[Exercise goal]: Each line containing the word "ggfgh" should be found and copied.

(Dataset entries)

-- begin --

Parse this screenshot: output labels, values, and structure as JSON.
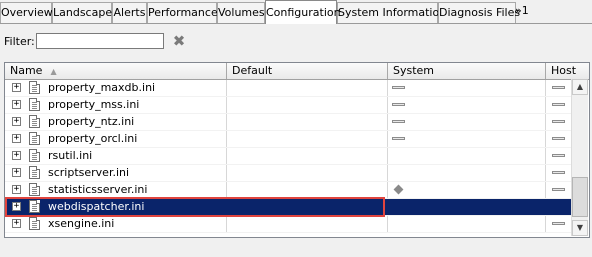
{
  "tabs": [
    {
      "label": "Overview",
      "active": false
    },
    {
      "label": "Landscape",
      "active": false
    },
    {
      "label": "Alerts",
      "active": false
    },
    {
      "label": "Performance",
      "active": false
    },
    {
      "label": "Volumes",
      "active": false
    },
    {
      "label": "Configuration",
      "active": true
    },
    {
      "label": "System Information",
      "active": false
    },
    {
      "label": "Diagnosis Files",
      "active": false
    }
  ],
  "tab_overflow": "»1",
  "filter": {
    "label": "Filter:",
    "value": "",
    "placeholder": ""
  },
  "icons": {
    "clear": "clear-x-icon",
    "file": "ini-file-icon",
    "expand": "expand-plus-icon",
    "sort": "sort-ascending-icon"
  },
  "columns": [
    "Name",
    "Default",
    "System",
    "Host"
  ],
  "rows": [
    {
      "name": "property_maxdb.ini",
      "system": "dash",
      "host": "dash"
    },
    {
      "name": "property_mss.ini",
      "system": "dash",
      "host": "dash"
    },
    {
      "name": "property_ntz.ini",
      "system": "dash",
      "host": "dash"
    },
    {
      "name": "property_orcl.ini",
      "system": "dash",
      "host": "dash"
    },
    {
      "name": "rsutil.ini",
      "system": "",
      "host": "dash"
    },
    {
      "name": "scriptserver.ini",
      "system": "",
      "host": "dash"
    },
    {
      "name": "statisticsserver.ini",
      "system": "diamond",
      "host": "dash"
    },
    {
      "name": "webdispatcher.ini",
      "system": "",
      "host": "",
      "selected": true
    },
    {
      "name": "xsengine.ini",
      "system": "",
      "host": "dash"
    }
  ],
  "colors": {
    "selection": "#0a246a",
    "highlight_border": "#e0443e"
  }
}
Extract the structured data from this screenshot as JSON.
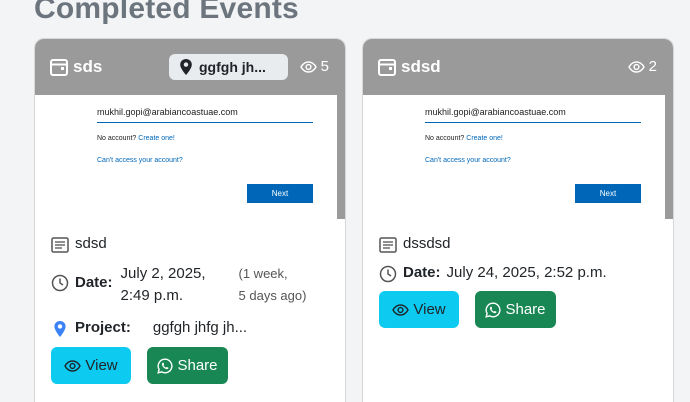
{
  "section_title": "Completed Events",
  "events": [
    {
      "title": "sds",
      "project_pill": "ggfgh jh...",
      "views": "5",
      "preview": {
        "email": "mukhil.gopi@arabiancoastuae.com",
        "no_account": "No account?",
        "create_one": "Create one!",
        "cant_access": "Can't access your account?",
        "next": "Next"
      },
      "description": "sdsd",
      "date_label": "Date:",
      "date_line1": "July 2, 2025,",
      "date_line2": "2:49 p.m.",
      "ago_line1": "(1 week,",
      "ago_line2": "5 days ago)",
      "project_label": "Project:",
      "project_value": "ggfgh jhfg jh...",
      "view_label": "View",
      "share_label": "Share"
    },
    {
      "title": "sdsd",
      "views": "2",
      "preview": {
        "email": "mukhil.gopi@arabiancoastuae.com",
        "no_account": "No account?",
        "create_one": "Create one!",
        "cant_access": "Can't access your account?",
        "next": "Next"
      },
      "description": "dssdsd",
      "date_label": "Date:",
      "date_value": "July 24, 2025, 2:52 p.m.",
      "view_label": "View",
      "share_label": "Share"
    }
  ],
  "colors": {
    "view_button": "#0dcaf0",
    "share_button": "#198754",
    "header_overlay": "#9a9a9a",
    "link_blue": "#0067b8"
  },
  "icons": [
    "calendar-icon",
    "map-pin-icon",
    "eye-icon",
    "text-lines-icon",
    "clock-icon",
    "whatsapp-icon"
  ]
}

-- end --

[Full output]:
      "project_pill": "ggfgh jh...",
      "project_value": "ggfgh jhfg jh...",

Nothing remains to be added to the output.